- _Required work_
Transcribe the listing verbatim. Do not carry over any pictures.

- _Task data_

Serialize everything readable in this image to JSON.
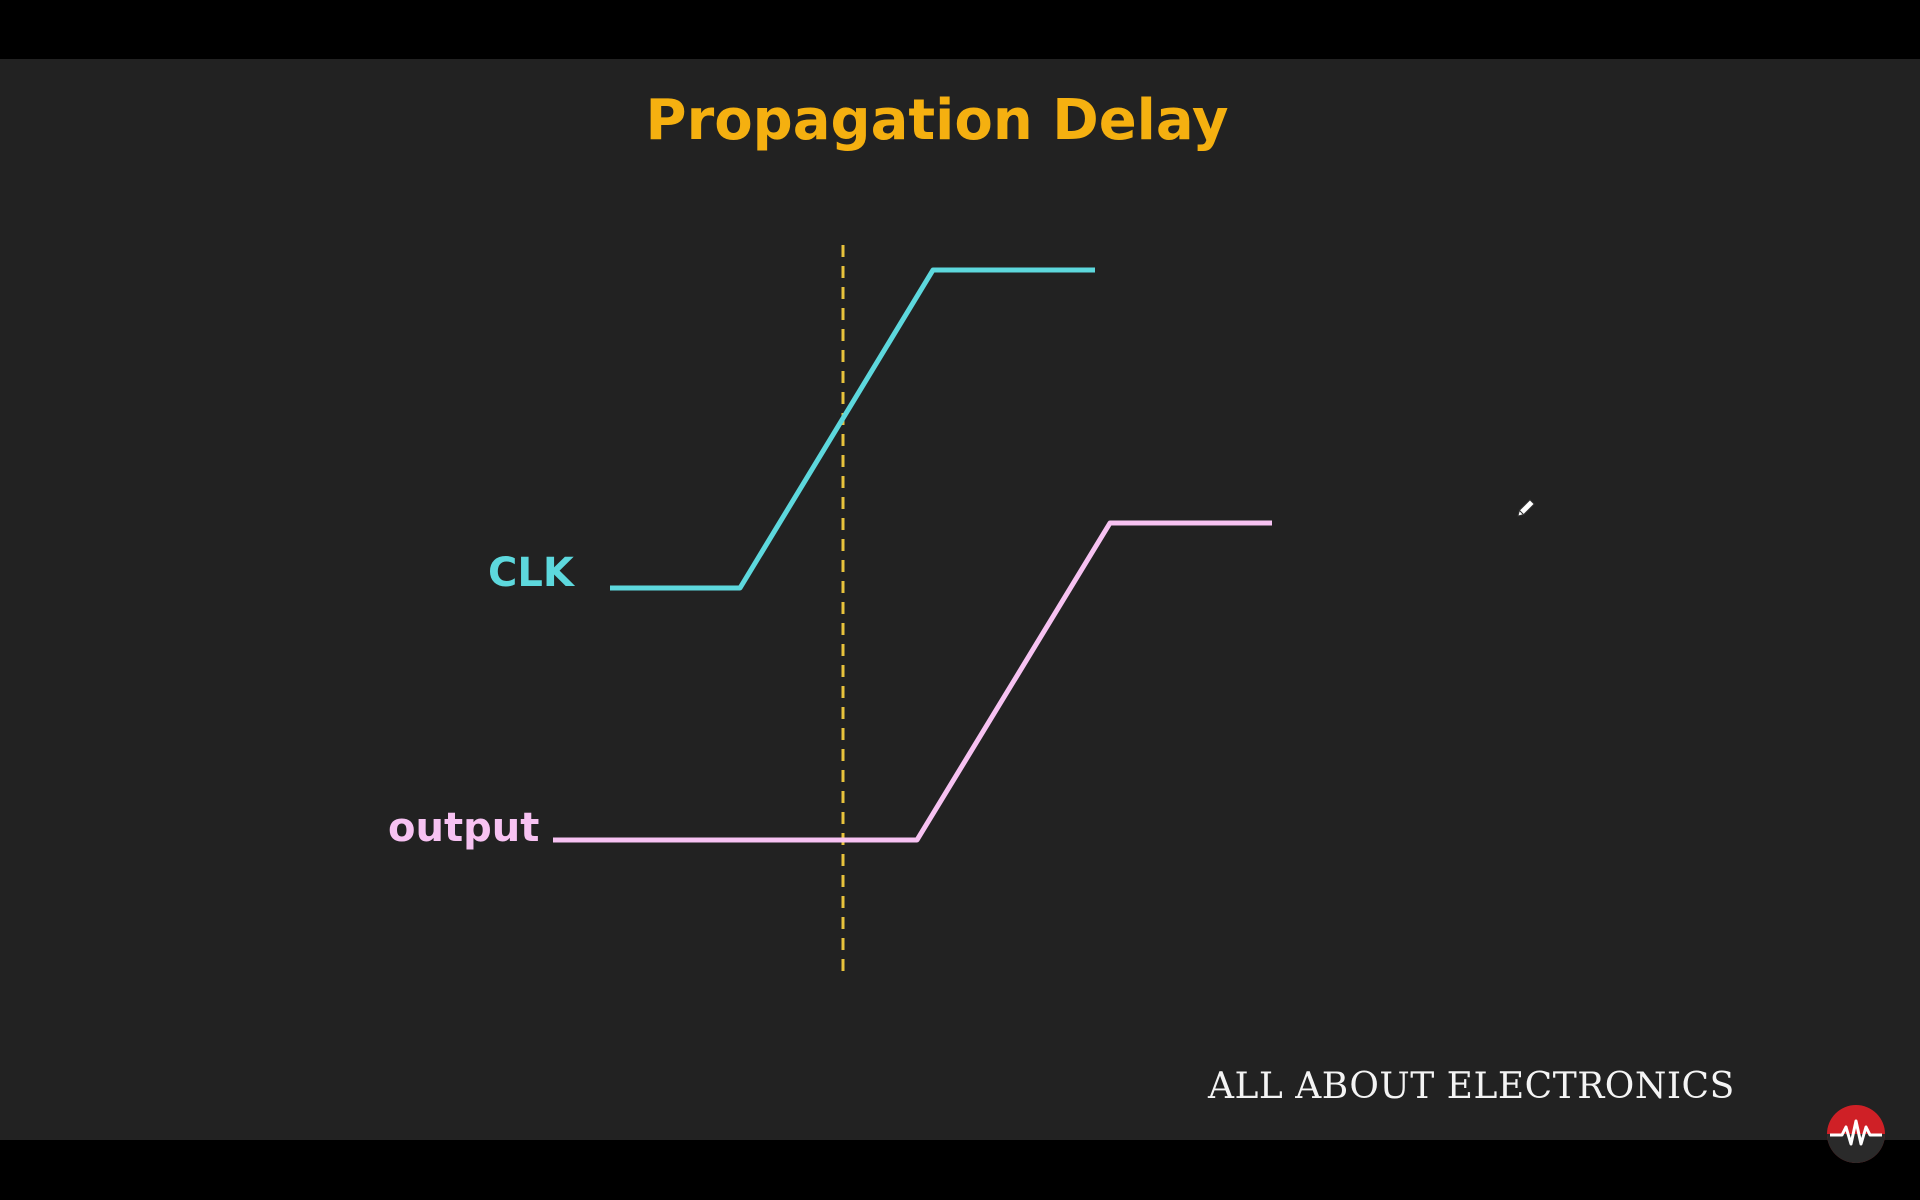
{
  "title": "Propagation Delay",
  "signals": {
    "clk_label": "CLK",
    "output_label": "output"
  },
  "brand": "ALL ABOUT ELECTRONICS",
  "icons": {
    "logo": "waveform-logo-icon",
    "cursor": "pencil-cursor-icon"
  },
  "colors": {
    "title": "#f5b010",
    "clk": "#5dd8dd",
    "output": "#f7c2f2",
    "marker": "#e8c33c",
    "background": "#222222",
    "logo": "#cf2026"
  }
}
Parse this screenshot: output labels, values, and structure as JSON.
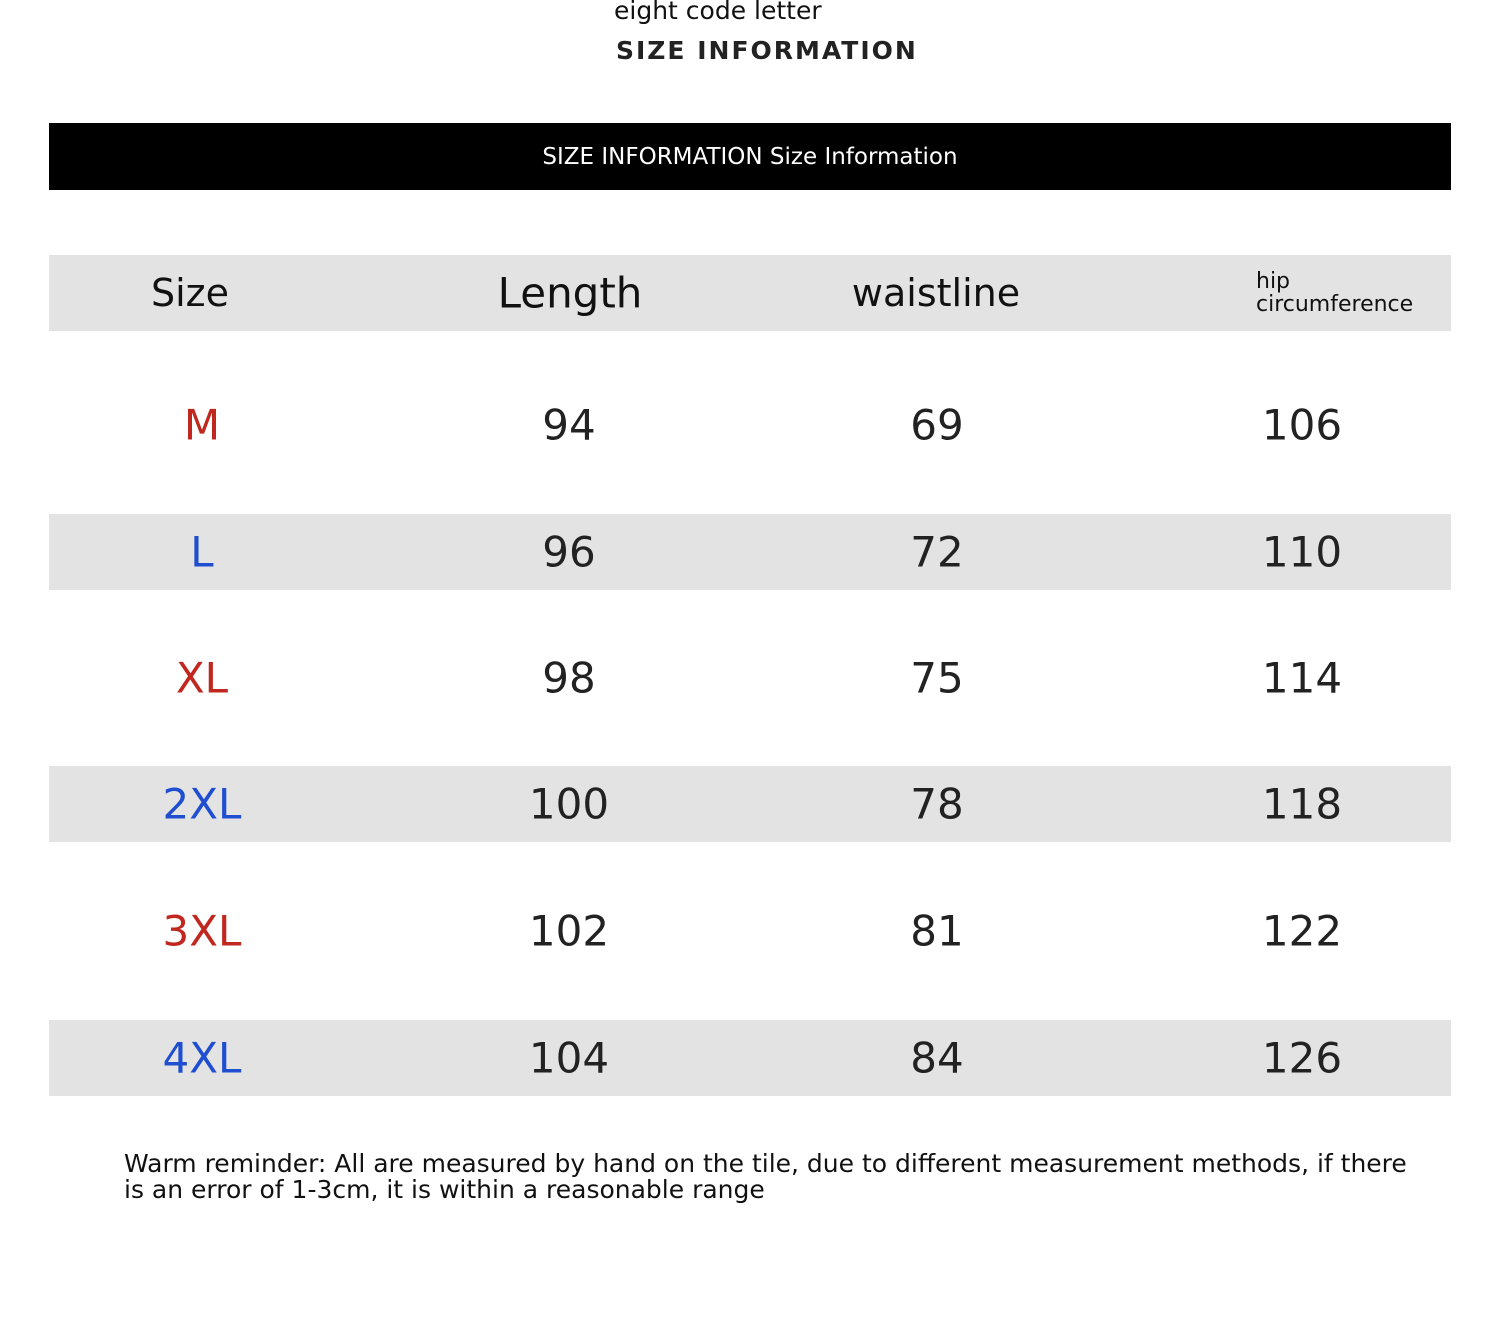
{
  "top": {
    "subtitle": "eight code letter",
    "heading": "SIZE INFORMATION"
  },
  "banner": "SIZE INFORMATION Size Information",
  "table": {
    "headers": [
      "Size",
      "Length",
      "waistline",
      "hip circumference"
    ],
    "rows": [
      {
        "size": "M",
        "length": "94",
        "waistline": "69",
        "hip": "106",
        "color": "#c0281f"
      },
      {
        "size": "L",
        "length": "96",
        "waistline": "72",
        "hip": "110",
        "color": "#1f4fd0"
      },
      {
        "size": "XL",
        "length": "98",
        "waistline": "75",
        "hip": "114",
        "color": "#c0281f"
      },
      {
        "size": "2XL",
        "length": "100",
        "waistline": "78",
        "hip": "118",
        "color": "#1f4fd0"
      },
      {
        "size": "3XL",
        "length": "102",
        "waistline": "81",
        "hip": "122",
        "color": "#c0281f"
      },
      {
        "size": "4XL",
        "length": "104",
        "waistline": "84",
        "hip": "126",
        "color": "#1f4fd0"
      }
    ]
  },
  "note": "Warm reminder: All are measured by hand on the tile, due to different measurement methods, if there is an error of 1-3cm, it is within a reasonable range"
}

- _Exercise output_
Serialize everything readable in this image to JSON.
{
  "title": "Propagation Delay",
  "signals": {
    "clk_label": "CLK",
    "output_label": "output"
  },
  "brand": "ALL ABOUT ELECTRONICS",
  "icons": {
    "logo": "waveform-logo-icon",
    "cursor": "pencil-cursor-icon"
  },
  "colors": {
    "title": "#f5b010",
    "clk": "#5dd8dd",
    "output": "#f7c2f2",
    "marker": "#e8c33c",
    "background": "#222222",
    "logo": "#cf2026"
  }
}
Parse this screenshot: output labels, values, and structure as JSON.
{
  "top": {
    "subtitle": "eight code letter",
    "heading": "SIZE INFORMATION"
  },
  "banner": "SIZE INFORMATION Size Information",
  "table": {
    "headers": [
      "Size",
      "Length",
      "waistline",
      "hip circumference"
    ],
    "rows": [
      {
        "size": "M",
        "length": "94",
        "waistline": "69",
        "hip": "106",
        "color": "#c0281f"
      },
      {
        "size": "L",
        "length": "96",
        "waistline": "72",
        "hip": "110",
        "color": "#1f4fd0"
      },
      {
        "size": "XL",
        "length": "98",
        "waistline": "75",
        "hip": "114",
        "color": "#c0281f"
      },
      {
        "size": "2XL",
        "length": "100",
        "waistline": "78",
        "hip": "118",
        "color": "#1f4fd0"
      },
      {
        "size": "3XL",
        "length": "102",
        "waistline": "81",
        "hip": "122",
        "color": "#c0281f"
      },
      {
        "size": "4XL",
        "length": "104",
        "waistline": "84",
        "hip": "126",
        "color": "#1f4fd0"
      }
    ]
  },
  "note": "Warm reminder: All are measured by hand on the tile, due to different measurement methods, if there is an error of 1-3cm, it is within a reasonable range"
}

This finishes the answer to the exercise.